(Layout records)

• • •

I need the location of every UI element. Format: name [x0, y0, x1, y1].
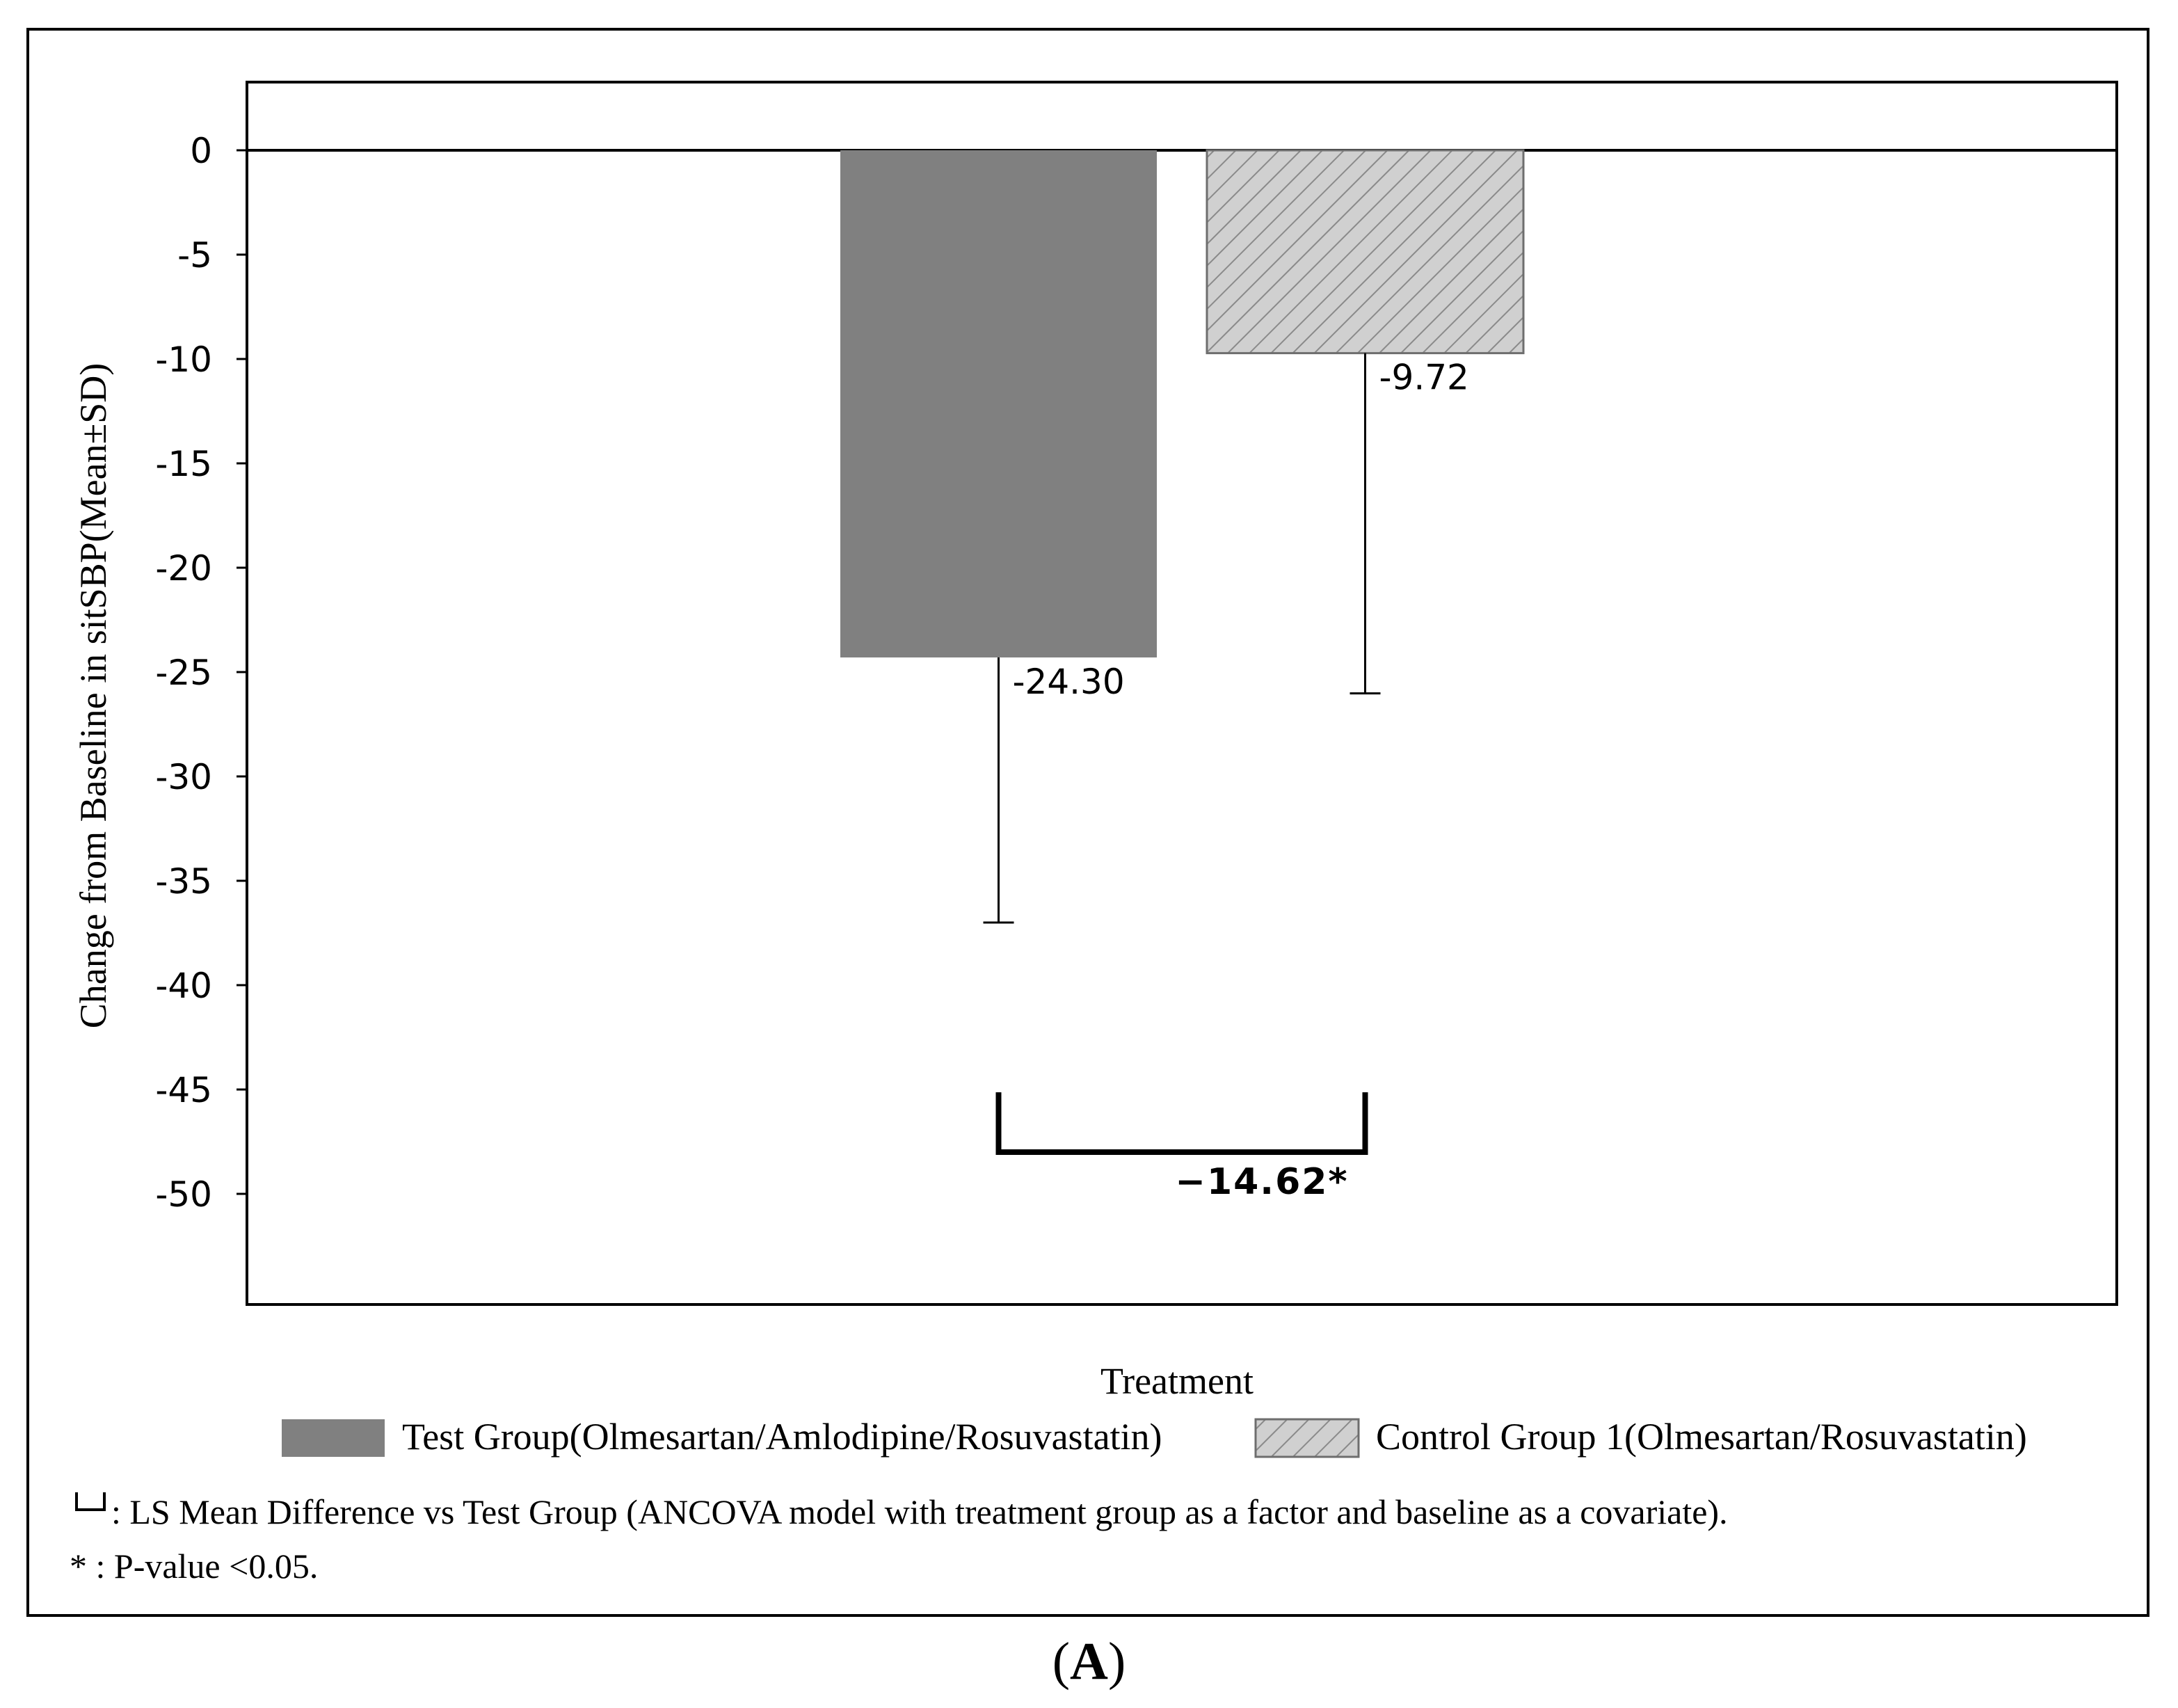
y-tick-label: -50 [155, 1174, 212, 1215]
bars [840, 149, 1525, 657]
comparison-bracket: −14.62* [995, 1092, 1368, 1203]
legend: Test Group(Olmesartan/Amlodipine/Rosuvas… [282, 1416, 2027, 1458]
y-tick-label: -35 [155, 861, 212, 902]
plot-area [246, 81, 2118, 1306]
bracket-symbol [75, 1492, 106, 1511]
legend-title: Treatment [1100, 1360, 1254, 1402]
legend-swatch [282, 1419, 385, 1457]
y-tick-label: -10 [155, 340, 212, 380]
bracket-footnote: : LS Mean Difference vs Test Group (ANCO… [111, 1492, 1728, 1531]
y-tick-label: -45 [155, 1070, 212, 1110]
bar-value-label: -9.72 [1379, 358, 1469, 398]
y-tick-label: -5 [177, 235, 212, 276]
panel-letter: A [1070, 1632, 1108, 1691]
comparison-bracket-line [995, 1092, 1368, 1155]
comparison-value-label: −14.62* [1175, 1161, 1348, 1203]
bar [840, 150, 1157, 657]
y-tick-label: -25 [155, 653, 212, 693]
value-labels: -24.30 -9.72 [1013, 358, 1469, 702]
error-bars [983, 353, 1381, 924]
panel-label: (A) [1052, 1632, 1126, 1691]
y-tick-label: -20 [155, 548, 212, 589]
bar [1206, 149, 1525, 355]
legend-label: Test Group(Olmesartan/Amlodipine/Rosuvas… [402, 1416, 1162, 1458]
figure-frame [26, 28, 2149, 1617]
bar-value-label: -24.30 [1013, 662, 1125, 702]
y-tick-label: -30 [155, 757, 212, 797]
significance-footnote: * : P-value <0.05. [70, 1547, 318, 1586]
y-tick-label: -15 [155, 444, 212, 484]
legend-label: Control Group 1(Olmesartan/Rosuvastatin) [1376, 1416, 2027, 1458]
y-axis: 0 -5 -10 -15 -20 -25 -30 -35 -40 -45 -50 [155, 131, 247, 1215]
y-axis-label: Change from Baseline in sitSBP(Mean±SD) [72, 363, 114, 1029]
y-tick-label: -40 [155, 966, 212, 1006]
legend-swatch [1254, 1418, 1360, 1458]
y-tick-label: 0 [190, 131, 212, 171]
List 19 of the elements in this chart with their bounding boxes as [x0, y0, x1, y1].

• • •

Objective:
Return all of the rows above word for word, with nothing changed. Leave the pictures out of your answer.

Result for this task:
I need the location of every UI element. Format: name [x0, y0, x1, y1].
y-tick-label: -50 [155, 1174, 212, 1215]
bars [840, 149, 1525, 657]
comparison-bracket: −14.62* [995, 1092, 1368, 1203]
legend: Test Group(Olmesartan/Amlodipine/Rosuvas… [282, 1416, 2027, 1458]
y-tick-label: -35 [155, 861, 212, 902]
plot-area [246, 81, 2118, 1306]
bracket-symbol [75, 1492, 106, 1511]
legend-title: Treatment [1100, 1360, 1254, 1402]
legend-swatch [282, 1419, 385, 1457]
y-tick-label: -10 [155, 340, 212, 380]
bracket-footnote: : LS Mean Difference vs Test Group (ANCO… [111, 1492, 1728, 1531]
y-tick-label: -45 [155, 1070, 212, 1110]
bar-value-label: -9.72 [1379, 358, 1469, 398]
y-tick-label: -5 [177, 235, 212, 276]
panel-letter: A [1070, 1632, 1108, 1691]
comparison-bracket-line [995, 1092, 1368, 1155]
comparison-value-label: −14.62* [1175, 1161, 1348, 1203]
bar [840, 150, 1157, 657]
y-tick-label: -25 [155, 653, 212, 693]
value-labels: -24.30 -9.72 [1013, 358, 1469, 702]
error-bars [983, 353, 1381, 924]
panel-label: (A) [1052, 1632, 1126, 1691]
y-tick-label: -20 [155, 548, 212, 589]
bar [1206, 149, 1525, 355]
legend-label: Test Group(Olmesartan/Amlodipine/Rosuvas… [402, 1416, 1162, 1458]
figure-frame [26, 28, 2149, 1617]
bar-value-label: -24.30 [1013, 662, 1125, 702]
y-tick-label: -30 [155, 757, 212, 797]
significance-footnote: * : P-value <0.05. [70, 1547, 318, 1586]
y-tick-label: -15 [155, 444, 212, 484]
legend-label: Control Group 1(Olmesartan/Rosuvastatin) [1376, 1416, 2027, 1458]
y-axis: 0 -5 -10 -15 -20 -25 -30 -35 -40 -45 -50 [155, 131, 247, 1215]
y-axis-label: Change from Baseline in sitSBP(Mean±SD) [72, 363, 114, 1029]
y-tick-label: -40 [155, 966, 212, 1006]
legend-swatch [1254, 1418, 1360, 1458]
y-tick-label: 0 [190, 131, 212, 171]
List 19 of the elements in this chart with their bounding boxes as [x0, y0, x1, y1].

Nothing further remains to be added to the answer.